Data entries:
(begin)
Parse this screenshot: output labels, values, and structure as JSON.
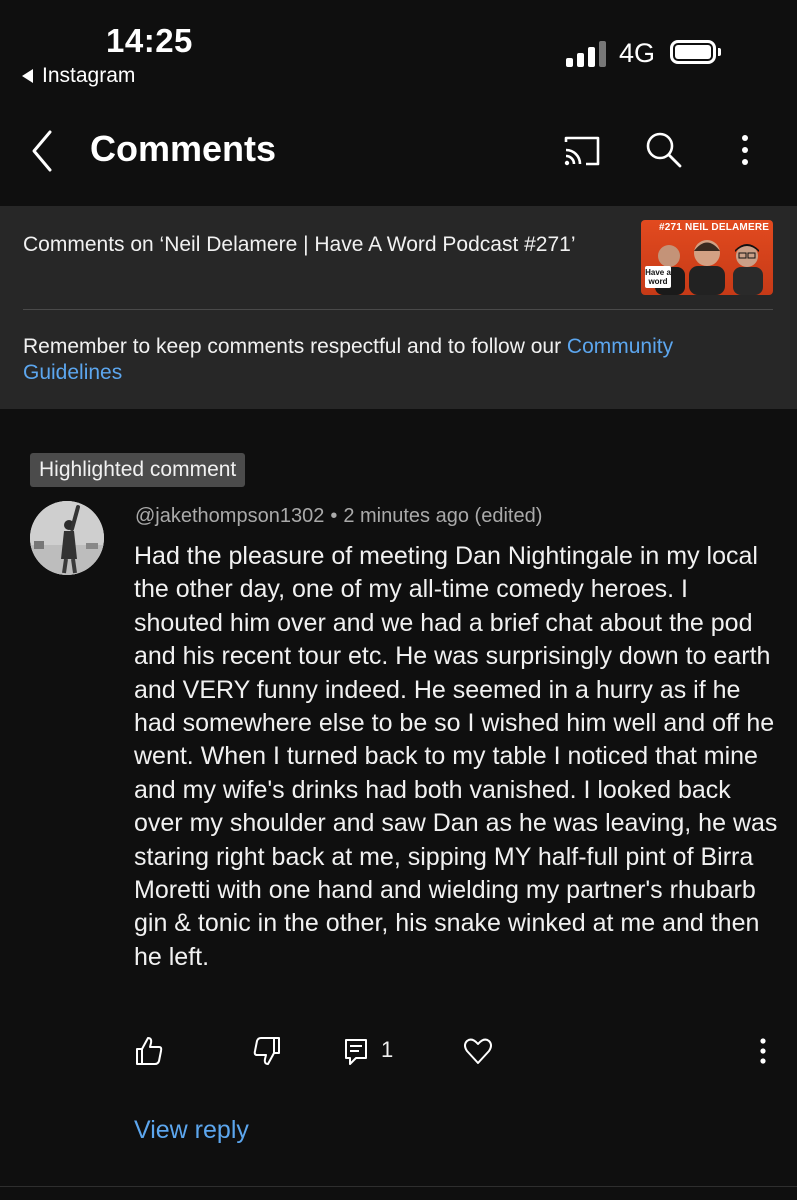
{
  "status_bar": {
    "time": "14:25",
    "back_app": "Instagram",
    "network": "4G"
  },
  "header": {
    "title": "Comments",
    "icons": [
      "back-arrow-icon",
      "cast-icon",
      "search-icon",
      "more-vertical-icon"
    ]
  },
  "info": {
    "video_title": "Comments on ‘Neil Delamere | Have A Word Podcast #271’",
    "thumbnail_caption": "#271 NEIL DELAMERE",
    "thumbnail_logo": "Have a word",
    "guidelines_text": "Remember to keep comments respectful and to follow our ",
    "guidelines_link": "Community Guidelines"
  },
  "comment": {
    "badge": "Highlighted comment",
    "author": "@jakethompson1302",
    "separator": "•",
    "time": "2 minutes ago (edited)",
    "body": "Had the pleasure of meeting Dan Nightingale in my local the other day, one of my all-time comedy heroes. I shouted him over and we had a brief chat about the pod and his recent tour etc. He was surprisingly down to earth and VERY funny indeed. He seemed in a hurry as if he had somewhere else to be so I wished him well and off he went. When I turned back to my table I noticed that mine and my wife's drinks had both vanished. I looked back over my shoulder and saw Dan as he was leaving, he was staring right back at me, sipping MY half-full pint of Birra Moretti with one hand and wielding my partner's rhubarb gin & tonic in the other, his snake winked at me and then he left.",
    "reply_count": "1",
    "view_reply": "View reply",
    "action_icons": [
      "thumbs-up-icon",
      "thumbs-down-icon",
      "reply-icon",
      "heart-icon",
      "more-vertical-icon"
    ]
  },
  "colors": {
    "background": "#0f0f0f",
    "panel": "#272727",
    "link": "#5ca6ee",
    "badge": "#4b4b4b",
    "secondary_text": "#aaaaaa"
  }
}
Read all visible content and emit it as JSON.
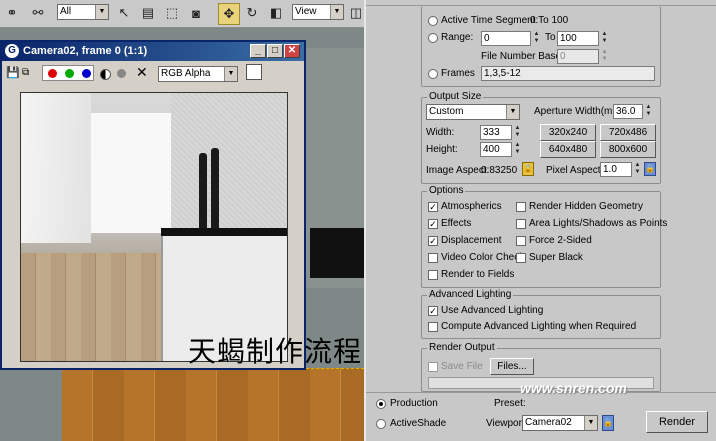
{
  "toolbar": {
    "selection_filter": "All",
    "ref_coord": "View"
  },
  "vfb": {
    "title": "Camera02, frame 0 (1:1)",
    "channel": "RGB Alpha"
  },
  "time_output": {
    "active_time_segment_label": "Active Time Segment:",
    "active_time_segment_value": "0 To 100",
    "range_label": "Range:",
    "range_start": "0",
    "to_label": "To",
    "range_end": "100",
    "file_number_base_label": "File Number Base:",
    "file_number_base": "0",
    "frames_label": "Frames",
    "frames_value": "1,3,5-12"
  },
  "output_size": {
    "title": "Output Size",
    "preset": "Custom",
    "aperture_label": "Aperture Width(mm):",
    "aperture_value": "36.0",
    "width_label": "Width:",
    "width_value": "333",
    "height_label": "Height:",
    "height_value": "400",
    "presets": [
      "320x240",
      "720x486",
      "640x480",
      "800x600"
    ],
    "image_aspect_label": "Image Aspect:",
    "image_aspect_value": "0.83250",
    "pixel_aspect_label": "Pixel Aspect:",
    "pixel_aspect_value": "1.0"
  },
  "options": {
    "title": "Options",
    "items": [
      {
        "label": "Atmospherics",
        "checked": true
      },
      {
        "label": "Render Hidden Geometry",
        "checked": false
      },
      {
        "label": "Effects",
        "checked": true
      },
      {
        "label": "Area Lights/Shadows as Points",
        "checked": false
      },
      {
        "label": "Displacement",
        "checked": true
      },
      {
        "label": "Force 2-Sided",
        "checked": false
      },
      {
        "label": "Video Color Check",
        "checked": false
      },
      {
        "label": "Super Black",
        "checked": false
      },
      {
        "label": "Render to Fields",
        "checked": false
      }
    ]
  },
  "advanced_lighting": {
    "title": "Advanced Lighting",
    "use_label": "Use Advanced Lighting",
    "compute_label": "Compute Advanced Lighting when Required"
  },
  "render_output": {
    "title": "Render Output",
    "save_file_label": "Save File",
    "files_button": "Files..."
  },
  "bottom": {
    "production_label": "Production",
    "activeshade_label": "ActiveShade",
    "preset_label": "Preset:",
    "viewport_label": "Viewport:",
    "viewport_value": "Camera02",
    "render_button": "Render"
  },
  "overlay": {
    "watermark": "天蝎制作流程",
    "site": "www.snren.com"
  }
}
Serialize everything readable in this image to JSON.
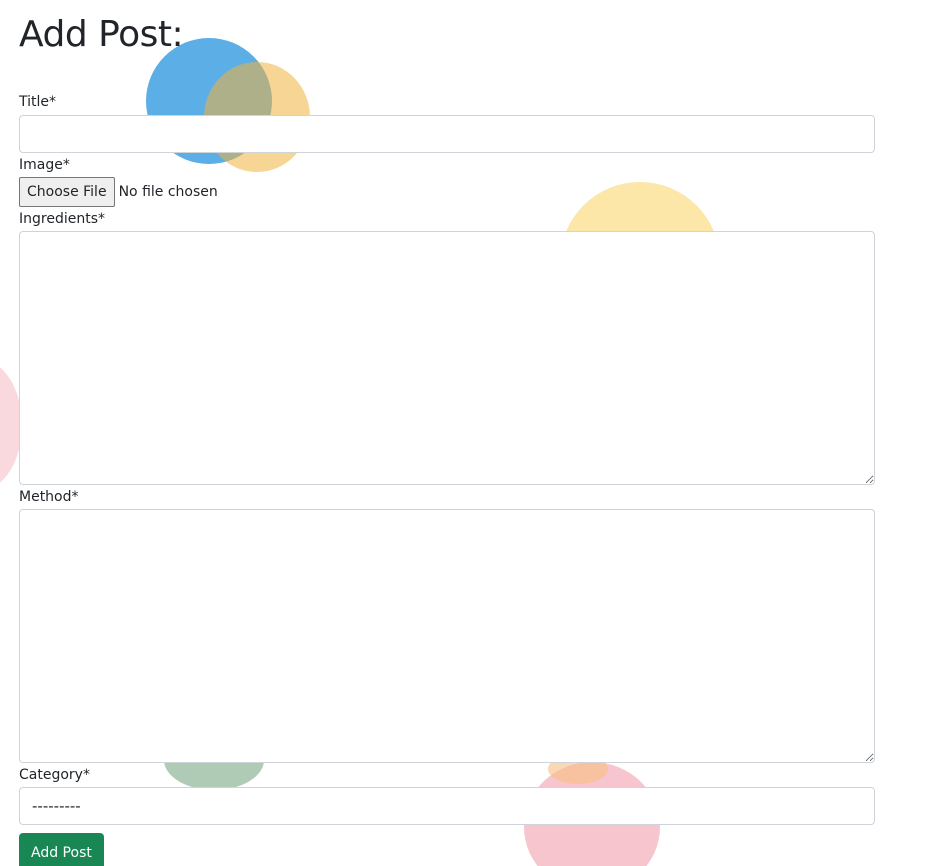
(end)
- **Work to do**
Leave out the pictures and print each record exactly as it stands.

- **Result of the task**
Parse this screenshot: output labels, values, and structure as JSON.
{
  "status_bar": {
    "time": "14:25",
    "back_app": "Instagram",
    "network": "4G"
  },
  "header": {
    "title": "Comments",
    "icons": [
      "back-arrow-icon",
      "cast-icon",
      "search-icon",
      "more-vertical-icon"
    ]
  },
  "info": {
    "video_title": "Comments on ‘Neil Delamere | Have A Word Podcast #271’",
    "thumbnail_caption": "#271 NEIL DELAMERE",
    "thumbnail_logo": "Have a word",
    "guidelines_text": "Remember to keep comments respectful and to follow our ",
    "guidelines_link": "Community Guidelines"
  },
  "comment": {
    "badge": "Highlighted comment",
    "author": "@jakethompson1302",
    "separator": "•",
    "time": "2 minutes ago (edited)",
    "body": "Had the pleasure of meeting Dan Nightingale in my local the other day, one of my all-time comedy heroes. I shouted him over and we had a brief chat about the pod and his recent tour etc. He was surprisingly down to earth and VERY funny indeed. He seemed in a hurry as if he had somewhere else to be so I wished him well and off he went. When I turned back to my table I noticed that mine and my wife's drinks had both vanished. I looked back over my shoulder and saw Dan as he was leaving, he was staring right back at me, sipping MY half-full pint of Birra Moretti with one hand and wielding my partner's rhubarb gin & tonic in the other, his snake winked at me and then he left.",
    "reply_count": "1",
    "view_reply": "View reply",
    "action_icons": [
      "thumbs-up-icon",
      "thumbs-down-icon",
      "reply-icon",
      "heart-icon",
      "more-vertical-icon"
    ]
  },
  "colors": {
    "background": "#0f0f0f",
    "panel": "#272727",
    "link": "#5ca6ee",
    "badge": "#4b4b4b",
    "secondary_text": "#aaaaaa"
  }
}
Read all visible content and emit it as JSON.
{
  "toolbar": {
    "selection_filter": "All",
    "ref_coord": "View"
  },
  "vfb": {
    "title": "Camera02, frame 0 (1:1)",
    "channel": "RGB Alpha"
  },
  "time_output": {
    "active_time_segment_label": "Active Time Segment:",
    "active_time_segment_value": "0 To 100",
    "range_label": "Range:",
    "range_start": "0",
    "to_label": "To",
    "range_end": "100",
    "file_number_base_label": "File Number Base:",
    "file_number_base": "0",
    "frames_label": "Frames",
    "frames_value": "1,3,5-12"
  },
  "output_size": {
    "title": "Output Size",
    "preset": "Custom",
    "aperture_label": "Aperture Width(mm):",
    "aperture_value": "36.0",
    "width_label": "Width:",
    "width_value": "333",
    "height_label": "Height:",
    "height_value": "400",
    "presets": [
      "320x240",
      "720x486",
      "640x480",
      "800x600"
    ],
    "image_aspect_label": "Image Aspect:",
    "image_aspect_value": "0.83250",
    "pixel_aspect_label": "Pixel Aspect:",
    "pixel_aspect_value": "1.0"
  },
  "options": {
    "title": "Options",
    "items": [
      {
        "label": "Atmospherics",
        "checked": true
      },
      {
        "label": "Render Hidden Geometry",
        "checked": false
      },
      {
        "label": "Effects",
        "checked": true
      },
      {
        "label": "Area Lights/Shadows as Points",
        "checked": false
      },
      {
        "label": "Displacement",
        "checked": true
      },
      {
        "label": "Force 2-Sided",
        "checked": false
      },
      {
        "label": "Video Color Check",
        "checked": false
      },
      {
        "label": "Super Black",
        "checked": false
      },
      {
        "label": "Render to Fields",
        "checked": false
      }
    ]
  },
  "advanced_lighting": {
    "title": "Advanced Lighting",
    "use_label": "Use Advanced Lighting",
    "compute_label": "Compute Advanced Lighting when Required"
  },
  "render_output": {
    "title": "Render Output",
    "save_file_label": "Save File",
    "files_button": "Files..."
  },
  "bottom": {
    "production_label": "Production",
    "activeshade_label": "ActiveShade",
    "preset_label": "Preset:",
    "viewport_label": "Viewport:",
    "viewport_value": "Camera02",
    "render_button": "Render"
  },
  "overlay": {
    "watermark": "天蝎制作流程",
    "site": "www.snren.com"
  }
}
Serialize everything readable in this image to JSON.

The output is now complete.